WHAT YOU NEED TO DO:
From the listing below, count the lines where the string "Predicted" occurs. Give the number, with no other words.

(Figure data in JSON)
◆ ◆ ◆ ◆
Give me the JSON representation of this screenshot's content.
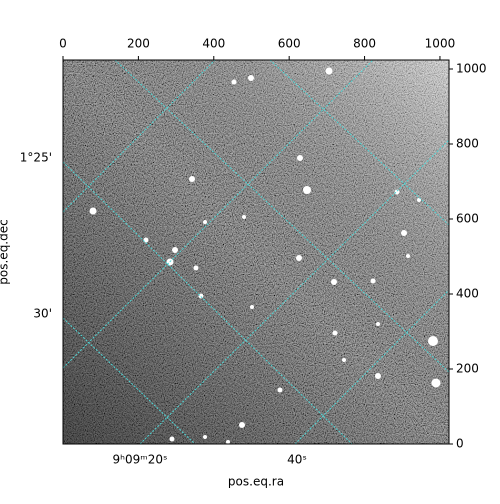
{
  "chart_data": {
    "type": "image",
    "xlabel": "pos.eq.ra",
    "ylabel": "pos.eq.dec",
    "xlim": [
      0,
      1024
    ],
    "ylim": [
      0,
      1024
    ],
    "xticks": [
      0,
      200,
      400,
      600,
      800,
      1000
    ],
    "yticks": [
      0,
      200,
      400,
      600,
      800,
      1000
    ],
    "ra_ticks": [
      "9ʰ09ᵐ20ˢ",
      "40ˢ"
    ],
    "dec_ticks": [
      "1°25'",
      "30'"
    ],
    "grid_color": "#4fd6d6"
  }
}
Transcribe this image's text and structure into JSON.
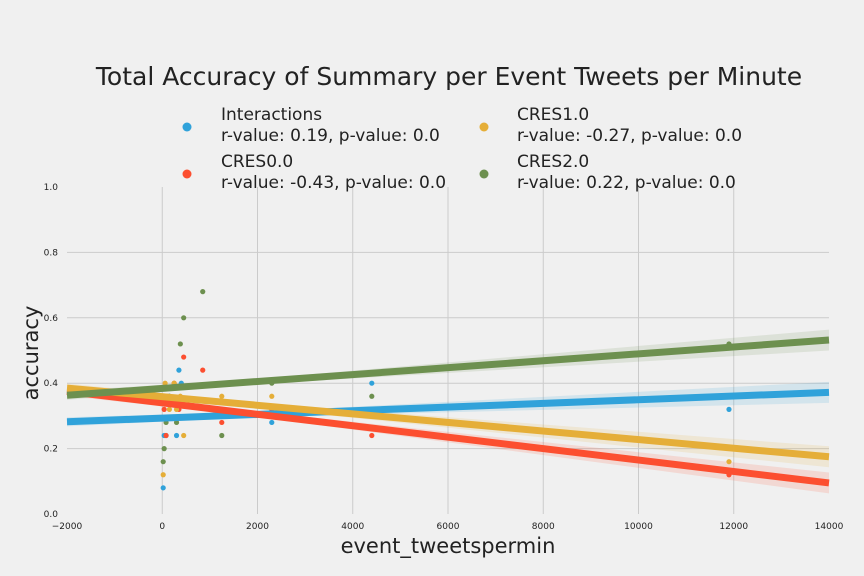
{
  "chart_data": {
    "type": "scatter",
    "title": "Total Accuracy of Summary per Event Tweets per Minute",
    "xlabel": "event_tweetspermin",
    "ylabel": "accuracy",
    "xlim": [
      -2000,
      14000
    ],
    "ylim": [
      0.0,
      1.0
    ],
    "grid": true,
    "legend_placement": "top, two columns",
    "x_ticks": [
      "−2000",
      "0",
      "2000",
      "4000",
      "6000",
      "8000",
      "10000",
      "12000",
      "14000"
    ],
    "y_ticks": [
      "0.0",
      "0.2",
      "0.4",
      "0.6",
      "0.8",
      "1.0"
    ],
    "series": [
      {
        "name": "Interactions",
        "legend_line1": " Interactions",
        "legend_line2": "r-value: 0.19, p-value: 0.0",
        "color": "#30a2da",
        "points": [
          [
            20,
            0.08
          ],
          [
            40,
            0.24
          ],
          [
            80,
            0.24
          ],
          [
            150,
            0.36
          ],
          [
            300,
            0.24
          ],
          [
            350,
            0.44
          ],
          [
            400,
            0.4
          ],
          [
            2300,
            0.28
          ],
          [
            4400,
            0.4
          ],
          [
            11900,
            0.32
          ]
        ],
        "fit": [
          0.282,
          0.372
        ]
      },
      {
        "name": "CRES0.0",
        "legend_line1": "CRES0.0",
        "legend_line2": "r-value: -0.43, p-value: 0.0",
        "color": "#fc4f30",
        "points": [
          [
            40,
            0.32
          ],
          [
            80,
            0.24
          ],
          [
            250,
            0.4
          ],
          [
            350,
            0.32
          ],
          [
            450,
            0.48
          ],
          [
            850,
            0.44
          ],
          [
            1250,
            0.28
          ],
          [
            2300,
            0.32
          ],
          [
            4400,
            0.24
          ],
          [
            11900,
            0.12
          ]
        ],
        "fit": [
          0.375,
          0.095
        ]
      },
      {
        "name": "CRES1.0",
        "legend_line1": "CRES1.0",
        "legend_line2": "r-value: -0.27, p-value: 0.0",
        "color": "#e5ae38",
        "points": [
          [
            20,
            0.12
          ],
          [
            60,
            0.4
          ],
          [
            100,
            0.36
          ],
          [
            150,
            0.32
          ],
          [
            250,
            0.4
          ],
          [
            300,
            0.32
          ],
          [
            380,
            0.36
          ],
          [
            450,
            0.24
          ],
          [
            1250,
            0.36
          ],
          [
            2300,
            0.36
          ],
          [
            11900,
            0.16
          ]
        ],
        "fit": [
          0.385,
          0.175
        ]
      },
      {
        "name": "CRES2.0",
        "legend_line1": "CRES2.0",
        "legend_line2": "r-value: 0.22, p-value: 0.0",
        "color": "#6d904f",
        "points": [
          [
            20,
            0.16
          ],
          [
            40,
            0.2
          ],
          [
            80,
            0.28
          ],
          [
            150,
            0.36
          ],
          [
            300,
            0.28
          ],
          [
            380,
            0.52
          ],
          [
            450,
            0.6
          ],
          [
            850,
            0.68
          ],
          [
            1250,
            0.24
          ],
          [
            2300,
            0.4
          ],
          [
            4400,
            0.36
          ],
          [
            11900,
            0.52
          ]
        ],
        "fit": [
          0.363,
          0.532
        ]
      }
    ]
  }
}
◆ ◆ ◆ ◆
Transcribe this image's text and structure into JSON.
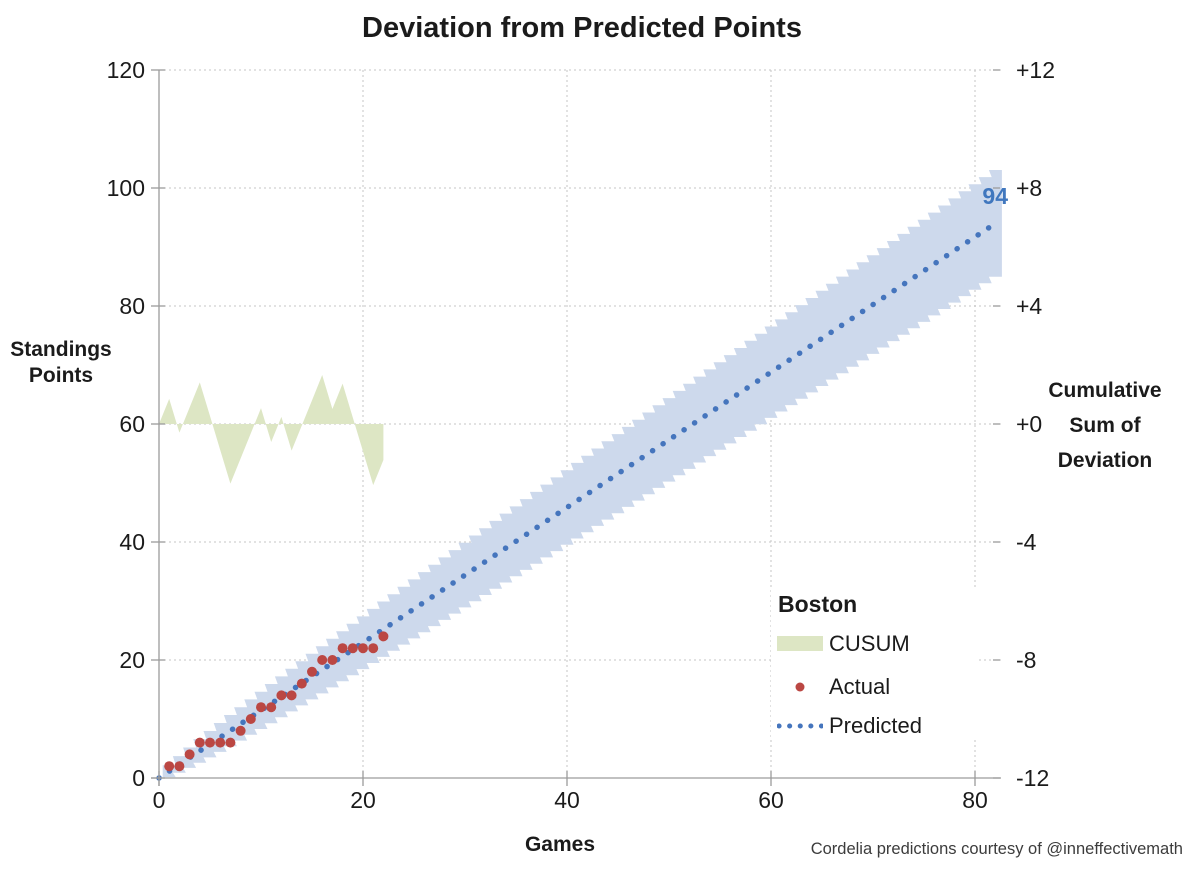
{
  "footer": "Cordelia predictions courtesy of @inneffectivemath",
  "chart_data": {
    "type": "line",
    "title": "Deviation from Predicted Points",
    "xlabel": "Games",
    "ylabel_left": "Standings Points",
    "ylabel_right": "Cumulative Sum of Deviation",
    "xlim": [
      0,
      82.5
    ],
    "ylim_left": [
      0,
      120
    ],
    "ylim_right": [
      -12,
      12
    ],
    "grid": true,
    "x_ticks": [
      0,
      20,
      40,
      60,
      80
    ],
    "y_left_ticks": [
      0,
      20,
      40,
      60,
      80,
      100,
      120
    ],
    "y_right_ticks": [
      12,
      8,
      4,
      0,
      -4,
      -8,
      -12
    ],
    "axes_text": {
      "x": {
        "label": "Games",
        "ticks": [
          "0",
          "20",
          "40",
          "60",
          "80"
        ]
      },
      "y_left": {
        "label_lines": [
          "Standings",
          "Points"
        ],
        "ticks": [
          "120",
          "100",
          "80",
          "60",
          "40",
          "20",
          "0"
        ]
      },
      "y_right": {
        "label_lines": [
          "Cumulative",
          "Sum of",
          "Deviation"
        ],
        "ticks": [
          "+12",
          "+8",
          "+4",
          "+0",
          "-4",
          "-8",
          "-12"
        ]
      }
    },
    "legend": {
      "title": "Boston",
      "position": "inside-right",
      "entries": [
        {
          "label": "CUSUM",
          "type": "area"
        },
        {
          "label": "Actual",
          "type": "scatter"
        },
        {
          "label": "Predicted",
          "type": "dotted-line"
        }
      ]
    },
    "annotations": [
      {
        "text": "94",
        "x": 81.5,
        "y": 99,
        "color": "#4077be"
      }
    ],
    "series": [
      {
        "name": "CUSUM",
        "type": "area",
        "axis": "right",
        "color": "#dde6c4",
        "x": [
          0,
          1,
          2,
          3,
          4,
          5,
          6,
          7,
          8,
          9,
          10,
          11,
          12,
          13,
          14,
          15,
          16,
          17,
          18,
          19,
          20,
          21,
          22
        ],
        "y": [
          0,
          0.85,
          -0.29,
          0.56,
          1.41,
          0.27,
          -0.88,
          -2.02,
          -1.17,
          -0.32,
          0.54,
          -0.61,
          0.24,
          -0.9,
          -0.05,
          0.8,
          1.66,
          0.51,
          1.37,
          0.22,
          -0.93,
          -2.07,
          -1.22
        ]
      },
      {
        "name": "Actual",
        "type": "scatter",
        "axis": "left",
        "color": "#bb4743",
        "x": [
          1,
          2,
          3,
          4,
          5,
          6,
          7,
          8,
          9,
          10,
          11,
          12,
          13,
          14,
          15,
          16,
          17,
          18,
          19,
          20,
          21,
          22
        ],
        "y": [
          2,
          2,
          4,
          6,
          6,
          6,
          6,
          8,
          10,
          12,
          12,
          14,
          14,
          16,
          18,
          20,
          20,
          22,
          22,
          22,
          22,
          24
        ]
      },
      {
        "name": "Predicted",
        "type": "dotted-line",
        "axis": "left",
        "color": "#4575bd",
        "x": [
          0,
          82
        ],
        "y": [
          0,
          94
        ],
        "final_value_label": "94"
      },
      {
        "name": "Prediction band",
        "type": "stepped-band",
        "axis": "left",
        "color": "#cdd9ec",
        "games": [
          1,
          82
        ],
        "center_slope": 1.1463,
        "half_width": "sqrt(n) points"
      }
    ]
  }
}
◆ ◆ ◆ ◆
COMPLETE RESPONSE:
3